AIM OF THE EXERCISE
Resume the account of the fourth-grade clay career sculpture project, continuing from its final sentence.

When studying careers with my fourth-graders, I found a way to get them completely enthused about beginning our study. We had several people come to our school to give brief presentations on their professions. Many of them brought "props" with them such as stethoscopes, different kinds of fishing poles and bait, samples of x-rays and so on. This piqued the students' curiosity and primed them for my introduction into the plasticine clay sculpture, and research of a profession, which would follow.

After the presentations, each student chose a profession he or she would like to model from plasticine clay. I stressed that the profession could be an unusual one, such as a rock star or cartoonist. I didn't want them to limit their choices to the few they had seen presentations about.

Clay is ideal for a first sculpture project. It requires very few tools--we used only scissors and pencils--and is forgiving if a mistake is made. It also is one of the direct methods where the material is molded primarily by hand.

Our clay career sculptures are freestanding sculptures--surrounded on all sides by space. They have three dimensions: Height, width and depth. The free-standing sculpture of a career or professional person was modeled from the plasticine clay, and features were added, such as eyes, textured hair and accessories to portray the chosen profession.

I demonstrated using plasticine clay. We used only red, blue, yellow and green clay to form our sculptures. The clays could be combined to form any colors the students wished to make. This way, the students also reinforced what they knew about color mixing. My demonstration involved showing the students how to use the scissors to cut lengths of clay for hair or to make slits for clothing. I also showed how the clay could easily be smoothed with the point of a pencil or textured by dragging the point of the pencil along the clay to rough it up. Multiple colors of clay were also rolled into one to make marbleized clay that gave a unique look to many of the sculptures.

The students had a great time modeling with this clay, which is pliable and never dries out. It can be used from day to day without covering and can be re-used. The students used ingenuity to form props such as stylized shopping bags to bug exterminators' hooks used to perform their jobs.

DATA PROVIDED
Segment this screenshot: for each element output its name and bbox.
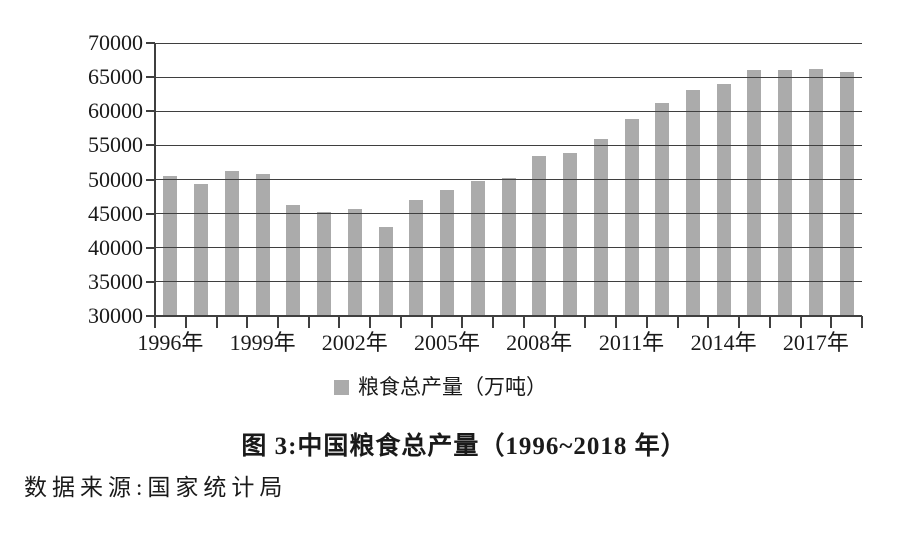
y-axis-tick <box>146 280 155 283</box>
bar-1996年 <box>163 176 178 316</box>
x-axis-tick <box>154 316 156 328</box>
y-axis-tick <box>146 144 155 147</box>
x-axis-tick <box>522 316 525 328</box>
x-axis-tick <box>307 316 310 328</box>
bar-2006年 <box>470 180 485 316</box>
x-axis-tick <box>461 316 464 328</box>
y-axis-label: 45000 <box>88 200 143 226</box>
gridline-70000 <box>155 42 862 44</box>
x-axis-tick <box>338 316 341 328</box>
bar-2012年 <box>655 102 670 316</box>
bar-2017年 <box>808 69 823 316</box>
y-axis-tick <box>146 212 155 215</box>
legend-swatch-icon <box>334 379 349 395</box>
y-axis-tick <box>146 315 155 317</box>
x-axis-tick <box>492 316 495 328</box>
x-axis-tick <box>768 316 771 328</box>
x-axis-tick <box>707 316 710 328</box>
gridline-65000 <box>155 76 862 78</box>
y-axis-tick <box>146 42 155 44</box>
y-axis-label: 60000 <box>88 98 143 124</box>
bar-2003年 <box>378 226 393 316</box>
chart-legend: 粮食总产量（万吨） <box>334 376 547 398</box>
bar-2016年 <box>778 70 793 316</box>
bar-2009年 <box>563 152 577 316</box>
y-axis-tick <box>146 178 155 181</box>
gridline-60000 <box>155 110 862 112</box>
gridline-35000 <box>155 281 862 283</box>
bar-2004年 <box>409 200 424 316</box>
gridline-50000 <box>155 179 862 180</box>
bar-2001年 <box>317 211 332 316</box>
figure-caption: 图 3:中国粮食总产量（1996~2018 年） <box>241 433 687 460</box>
gridline-45000 <box>155 213 862 215</box>
figure-source: 数据来源:国家统计局 <box>24 475 288 500</box>
grain-production-bar-chart: 粮食总产量（万吨） 70000 65000 60000 55000 50000 45000… <box>88 30 863 398</box>
y-axis-label: 65000 <box>88 64 143 90</box>
y-axis-label: 55000 <box>88 132 143 158</box>
x-axis-label: 2002年 <box>321 330 388 355</box>
y-axis-label: 50000 <box>88 166 143 192</box>
x-axis-tick <box>399 316 402 328</box>
bar-1998年 <box>224 171 239 316</box>
x-axis-label: 1999年 <box>229 330 296 355</box>
x-axis-tick <box>246 316 249 328</box>
x-axis-label: 2014年 <box>690 330 757 355</box>
bar-1999年 <box>255 173 270 316</box>
bar-2000年 <box>286 205 301 316</box>
y-axis-tick <box>146 110 155 113</box>
bar-2011年 <box>624 119 639 316</box>
y-axis-label: 70000 <box>88 30 143 55</box>
legend-label: 粮食总产量（万吨） <box>358 375 547 399</box>
bar-2014年 <box>716 84 731 316</box>
gridline-40000 <box>155 247 862 249</box>
x-axis-tick <box>215 316 218 328</box>
x-axis-label: 2008年 <box>506 330 573 355</box>
x-axis-tick <box>553 316 556 328</box>
y-axis-label: 30000 <box>88 303 143 328</box>
x-axis-label: 1996年 <box>137 330 204 355</box>
y-axis-label: 40000 <box>88 234 143 260</box>
x-axis-tick <box>861 316 863 328</box>
bar-2002年 <box>347 208 362 316</box>
x-axis-tick <box>676 316 679 328</box>
y-axis-label: 35000 <box>88 268 143 294</box>
x-axis-tick <box>645 316 648 328</box>
y-axis <box>154 43 156 328</box>
bar-1997年 <box>194 183 209 316</box>
x-axis-tick <box>799 316 802 328</box>
y-axis-tick <box>146 76 155 79</box>
x-axis-tick <box>277 316 279 328</box>
x-axis-tick <box>369 316 372 328</box>
x-axis-label: 2005年 <box>413 330 480 355</box>
bar-2013年 <box>685 90 700 316</box>
y-axis-tick <box>146 246 155 249</box>
bar-2010年 <box>593 139 608 316</box>
x-axis-label: 2011年 <box>598 330 665 355</box>
x-axis-tick <box>738 316 740 328</box>
bar-2015年 <box>747 69 762 316</box>
bar-2018年 <box>839 71 854 316</box>
bar-2008年 <box>532 156 547 316</box>
x-axis-tick <box>430 316 433 328</box>
x-axis-tick <box>184 316 187 328</box>
x-axis-tick <box>584 316 587 328</box>
bar-2005年 <box>440 190 454 316</box>
x-axis-tick <box>615 316 618 328</box>
x-axis-tick <box>830 316 833 328</box>
gridline-55000 <box>155 144 862 146</box>
x-axis-label: 2017年 <box>782 330 849 355</box>
x-axis <box>154 315 862 317</box>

TASK OUTPUT
After the sculptures were completed, the students got on the Internet and looked up information on their chosen profession, which they shared with the class. Pertinent information and interesting facts about each profession were put on 3" x 5" cards. These were shared with the class when we had a sculptural viewing in our "class gallery."

Even though students change their minds many times about careers throughout the years, I feel it is beneficial for the students to explore careers throughout their years of schooling, so they are aware of what jobs are actually waiting for them! By combining research, art and a type of show and share, we learned about careers in a new and exciting way.


Elementary students will ...

* recognize clay as a pliable medium.

* explore the qualities of plasticine clay.

* use texture to give harmony to the sculpture.

* explain careers as they were presented to the class by community members.

* develop a spatial organization.

* increase their powers of perception and develop a rich visual dimension.

* explain whether they feel the work is successful.


* Plasticine clay in red, yellow, blue and green

* Scissors and pencil

* 3" x 5" cards


* Understand and apply media, techniques and processes.

* Use knowledge of structures and functions.

* Choose and evaluate a range of subject matter, symbols and ideas.

* Reflect upon and assess the characteristics and merits of their work and the work of others.

Karen Skophammer is an art instructor for Manson Northwest Webster School in Barnum and Manson, Iowa.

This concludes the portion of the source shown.